* _MATERIAL SUPPLIED_:

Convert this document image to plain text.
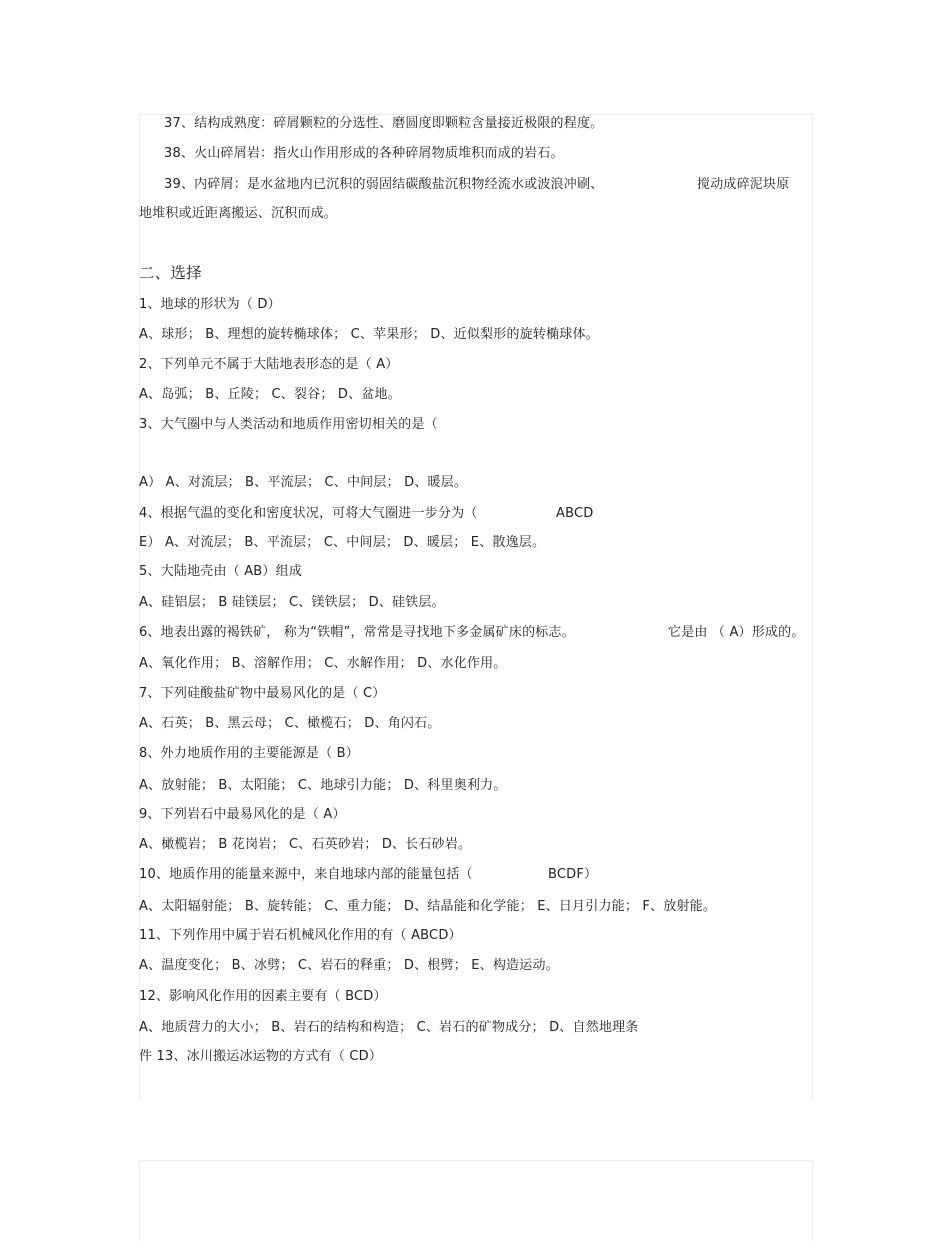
37、结构成熟度：碎屑颗粒的分选性、磨圆度即颗粒含量接近极限的程度。
38、火山碎屑岩：指火山作用形成的各种碎屑物质堆积而成的岩石。
39、内碎屑：是水盆地内已沉积的弱固结碳酸盐沉积物经流水或波浪冲刷、	搅动成碎泥块原
地堆积或近距离搬运、沉积而成。
二、选择
1、地球的形状为（ D）
A、球形； B、理想的旋转椭球体； C、苹果形； D、近似梨形的旋转椭球体。
2、下列单元不属于大陆地表形态的是（ A）
A、岛弧； B、丘陵； C、裂谷； D、盆地。
3、大气圈中与人类活动和地质作用密切相关的是（
A） A、对流层； B、平流层； C、中间层； D、暖层。
4、根据气温的变化和密度状况，可将大气圈进一步分为（	ABCD
E） A、对流层； B、平流层； C、中间层； D、暖层； E、散逸层。
5、大陆地壳由（ AB）组成
A、硅铝层； B 硅镁层； C、镁铁层； D、硅铁层。
6、地表出露的褐铁矿， 称为“铁帽”，常常是寻找地下多金属矿床的标志。	它是由 （ A）形成的。
A、氧化作用； B、溶解作用； C、水解作用； D、水化作用。
7、下列硅酸盐矿物中最易风化的是（ C）
A、石英； B、黑云母； C、橄榄石； D、角闪石。
8、外力地质作用的主要能源是（ B）
A、放射能； B、太阳能； C、地球引力能； D、科里奥利力。
9、下列岩石中最易风化的是（ A）
A、橄榄岩； B 花岗岩； C、石英砂岩； D、长石砂岩。
10、地质作用的能量来源中，来自地球内部的能量包括（	BCDF）
A、太阳辐射能； B、旋转能； C、重力能； D、结晶能和化学能； E、日月引力能； F、放射能。
11、下列作用中属于岩石机械风化作用的有（ ABCD）
A、温度变化； B、冰劈； C、岩石的释重； D、根劈； E、构造运动。
12、影响风化作用的因素主要有（ BCD）
A、地质营力的大小； B、岩石的结构和构造； C、岩石的矿物成分； D、自然地理条
件 13、冰川搬运冰运物的方式有（ CD）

* _WHAT NEEDS TO BE DONE_: What is the number of lines that hold the string "ABCD"? Reply with that number alone.

* _WRITTEN ANSWER_: 2